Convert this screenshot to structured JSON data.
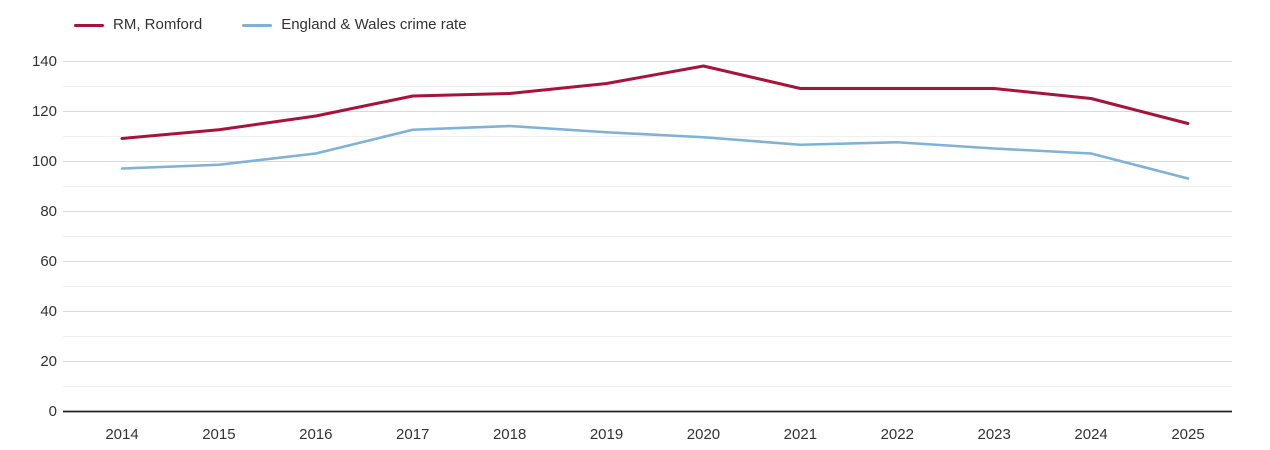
{
  "chart_data": {
    "type": "line",
    "title": "",
    "xlabel": "",
    "ylabel": "",
    "x": [
      2014,
      2015,
      2016,
      2017,
      2018,
      2019,
      2020,
      2021,
      2022,
      2023,
      2024,
      2025
    ],
    "ylim": [
      0,
      140
    ],
    "ytick_step": 20,
    "minor_gridline_step": 10,
    "grid": "horizontal",
    "legend_position": "top-left",
    "series": [
      {
        "name": "RM, Romford",
        "color": "#a8133c",
        "values": [
          109,
          112.5,
          118,
          126,
          127,
          131,
          138,
          129,
          129,
          129,
          125,
          115
        ]
      },
      {
        "name": "England & Wales crime rate",
        "color": "#7fb2d6",
        "values": [
          97,
          98.5,
          103,
          112.5,
          114,
          111.5,
          109.5,
          106.5,
          107.5,
          105,
          103,
          93
        ]
      }
    ],
    "colors": {
      "axis_line": "#222222",
      "major_gridline": "#d9d9d9",
      "minor_gridline": "#f0f0f0",
      "tick_label": "#333333",
      "background": "#ffffff"
    }
  }
}
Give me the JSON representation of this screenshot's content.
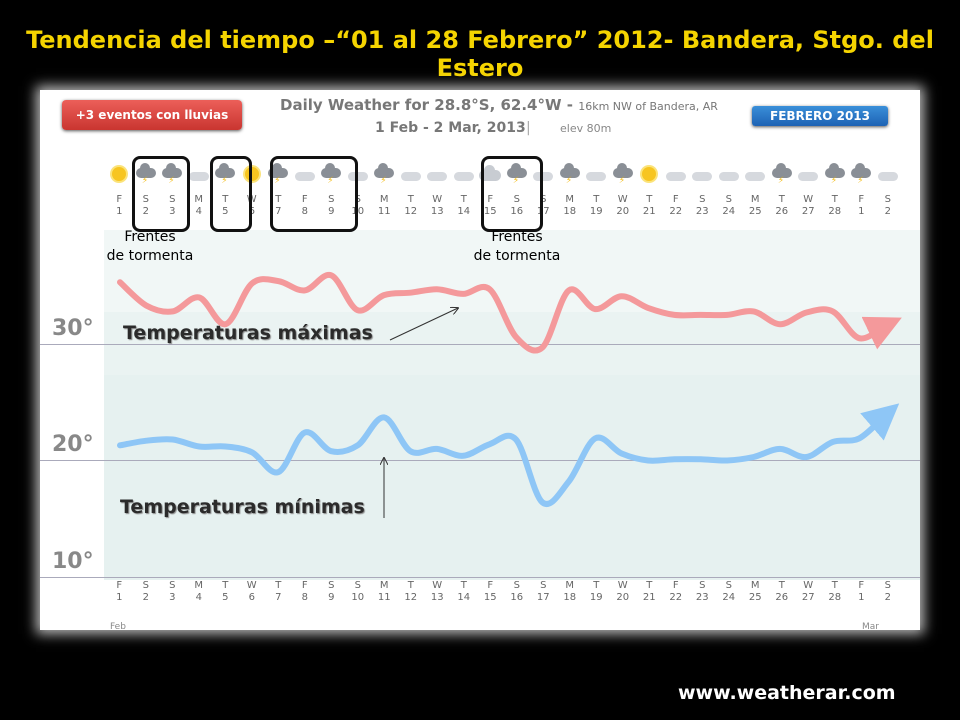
{
  "title": "Tendencia del tiempo –“01 al 28 Febrero” 2012- Bandera, Stgo. del Estero",
  "badges": {
    "events": "+3 eventos con lluvias",
    "month": "FEBRERO 2013"
  },
  "header": {
    "line1_main": "Daily Weather for 28.8°S, 62.4°W - ",
    "line1_small": "16km NW of Bandera, AR",
    "dates": "1 Feb - 2 Mar, 2013",
    "separator": "|",
    "elev": "elev 80m"
  },
  "fronts": [
    "Frentes",
    "de tormenta"
  ],
  "annotations": {
    "max": "Temperaturas máximas",
    "min": "Temperaturas mínimas"
  },
  "month_labels": {
    "start": "Feb",
    "end": "Mar"
  },
  "footer": "www.weatherar.com",
  "colors": {
    "max_line": "#f4999b",
    "min_line": "#8ec6f6",
    "title": "#f5d400"
  },
  "icons": [
    "sun",
    "storm",
    "storm",
    "suncloud",
    "storm",
    "sun",
    "storm",
    "suncloud",
    "storm",
    "suncloud",
    "storm",
    "suncloud",
    "suncloud",
    "suncloud",
    "cloud",
    "storm",
    "suncloud",
    "storm",
    "suncloud",
    "storm",
    "sun",
    "suncloud",
    "suncloud",
    "suncloud",
    "suncloud",
    "storm",
    "suncloud",
    "storm",
    "storm",
    "suncloud"
  ],
  "chart_data": {
    "type": "line",
    "title": "Daily Weather for 28.8°S, 62.4°W - 16km NW of Bandera, AR",
    "categories": [
      "1",
      "2",
      "3",
      "4",
      "5",
      "6",
      "7",
      "8",
      "9",
      "10",
      "11",
      "12",
      "13",
      "14",
      "15",
      "16",
      "17",
      "18",
      "19",
      "20",
      "21",
      "22",
      "23",
      "24",
      "25",
      "26",
      "27",
      "28",
      "1",
      "2"
    ],
    "day_names": [
      "F",
      "S",
      "S",
      "M",
      "T",
      "W",
      "T",
      "F",
      "S",
      "S",
      "M",
      "T",
      "W",
      "T",
      "F",
      "S",
      "S",
      "M",
      "T",
      "W",
      "T",
      "F",
      "S",
      "S",
      "M",
      "T",
      "W",
      "T",
      "F",
      "S"
    ],
    "y_ticks": [
      "30°",
      "20°",
      "10°"
    ],
    "ylim": [
      9.3,
      38.4
    ],
    "series": [
      {
        "name": "Temperaturas máximas",
        "values": [
          35.3,
          33.3,
          32.8,
          34.0,
          31.7,
          35.2,
          35.4,
          34.6,
          35.9,
          32.9,
          34.2,
          34.4,
          34.7,
          34.3,
          34.7,
          30.6,
          29.7,
          34.6,
          33.0,
          34.1,
          33.1,
          32.5,
          32.5,
          32.5,
          32.8,
          31.7,
          32.7,
          32.8,
          30.5,
          31.6
        ]
      },
      {
        "name": "Temperaturas mínimas",
        "values": [
          21.3,
          21.7,
          21.8,
          21.2,
          21.2,
          20.7,
          19.0,
          22.4,
          20.8,
          21.3,
          23.7,
          20.8,
          21.0,
          20.4,
          21.4,
          21.8,
          16.4,
          18.2,
          21.9,
          20.6,
          20.0,
          20.1,
          20.1,
          20.0,
          20.3,
          21.0,
          20.3,
          21.6,
          21.9,
          23.9
        ]
      }
    ]
  }
}
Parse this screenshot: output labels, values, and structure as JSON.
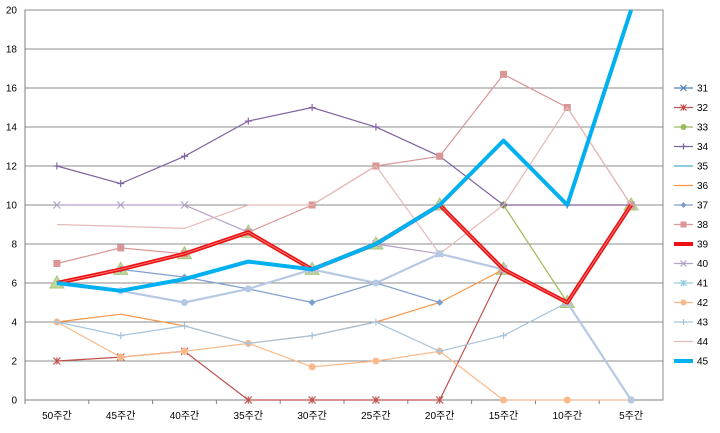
{
  "chart_data": {
    "type": "line",
    "categories": [
      "50주간",
      "45주간",
      "40주간",
      "35주간",
      "30주간",
      "25주간",
      "20주간",
      "15주간",
      "10주간",
      "5주간"
    ],
    "ylim": [
      0,
      20
    ],
    "yticks": [
      "0",
      "2",
      "4",
      "6",
      "8",
      "10",
      "12",
      "14",
      "16",
      "18",
      "20"
    ],
    "grid": true,
    "legend_position": "right",
    "series": [
      {
        "name": "31",
        "color": "#4f81bd",
        "marker": "x",
        "width": 1.2,
        "values": [
          null,
          null,
          null,
          null,
          null,
          null,
          null,
          null,
          null,
          null
        ]
      },
      {
        "name": "32",
        "color": "#c0504d",
        "marker": "star",
        "width": 1.2,
        "values": [
          2,
          2.2,
          2.5,
          0,
          0,
          0,
          0,
          6.7,
          5,
          10
        ]
      },
      {
        "name": "33",
        "color": "#9bbb59",
        "marker": "circle",
        "width": 1.2,
        "values": [
          null,
          null,
          null,
          null,
          null,
          null,
          null,
          10,
          5,
          null
        ]
      },
      {
        "name": "34",
        "color": "#8064a2",
        "marker": "plus",
        "width": 1.2,
        "values": [
          12,
          11.1,
          12.5,
          14.3,
          15,
          14,
          12.5,
          10,
          10,
          10
        ]
      },
      {
        "name": "35",
        "color": "#4bacc6",
        "marker": "none",
        "width": 1.2,
        "values": [
          null,
          null,
          null,
          null,
          null,
          null,
          null,
          null,
          null,
          null
        ]
      },
      {
        "name": "36",
        "color": "#f79646",
        "marker": "none",
        "width": 1.2,
        "values": [
          4,
          4.4,
          3.8,
          2.9,
          3.3,
          4,
          5,
          6.7,
          null,
          null
        ]
      },
      {
        "name": "37",
        "color": "#7f9fcf",
        "marker": "diamond",
        "width": 1.2,
        "values": [
          null,
          6.7,
          6.3,
          5.7,
          5,
          6,
          5,
          null,
          null,
          null
        ]
      },
      {
        "name": "38",
        "color": "#d99694",
        "marker": "square",
        "width": 1.2,
        "values": [
          7,
          7.8,
          7.5,
          8.6,
          10,
          12,
          12.5,
          16.7,
          15,
          10
        ]
      },
      {
        "name": "39",
        "color": "#ee1111",
        "marker": "none",
        "width": 4,
        "values": [
          6,
          6.7,
          7.5,
          8.6,
          6.7,
          8,
          10,
          6.7,
          5,
          10
        ]
      },
      {
        "name": "40",
        "color": "#b3a2c7",
        "marker": "x",
        "width": 1.2,
        "values": [
          10,
          10,
          10,
          8.6,
          6.7,
          8,
          7.5,
          6.7,
          5,
          10
        ]
      },
      {
        "name": "41",
        "color": "#93cddd",
        "marker": "star",
        "width": 1.2,
        "values": [
          null,
          null,
          null,
          null,
          null,
          null,
          null,
          null,
          null,
          null
        ]
      },
      {
        "name": "42",
        "color": "#fab98a",
        "marker": "circle",
        "width": 1.2,
        "values": [
          4,
          2.2,
          2.5,
          2.9,
          1.7,
          2,
          2.5,
          0,
          0,
          0
        ]
      },
      {
        "name": "43",
        "color": "#a6c4de",
        "marker": "plus",
        "width": 1.2,
        "values": [
          4,
          3.3,
          3.8,
          2.9,
          3.3,
          4,
          2.5,
          3.3,
          5,
          0
        ]
      },
      {
        "name": "44",
        "color": "#e6b9b8",
        "marker": "none",
        "width": 1.2,
        "values": [
          9,
          8.9,
          8.8,
          10,
          10,
          12,
          7.5,
          10,
          15,
          10
        ]
      },
      {
        "name": "45",
        "color": "#00b0f0",
        "marker": "none",
        "width": 4,
        "values": [
          6,
          5.6,
          6.2,
          7.1,
          6.7,
          8,
          10,
          13.3,
          10,
          20
        ]
      },
      {
        "name": "",
        "color": "#b7c9e2",
        "marker": "circle",
        "width": 2.2,
        "legend": false,
        "values": [
          null,
          5.6,
          5,
          5.7,
          6.7,
          6,
          7.5,
          6.7,
          5,
          0
        ]
      },
      {
        "name": "",
        "color": "#b2b2b2",
        "marker": "triangle",
        "width": 0,
        "legend": false,
        "values": [
          6,
          6.7,
          7.5,
          8.6,
          6.7,
          8,
          10,
          6.7,
          5,
          10
        ]
      }
    ]
  }
}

____

[Prompt] In the entries above, locate every line with the word "Bandera" and copy it.

[Complete output]
  "title": "Tendencia del tiempo –“01 al 28 Febrero” 2012- Bandera, Stgo. del Estero",
    "line1_small": "16km NW of Bandera, AR",
    "title": "Daily Weather for 28.8°S, 62.4°W - 16km NW of Bandera, AR",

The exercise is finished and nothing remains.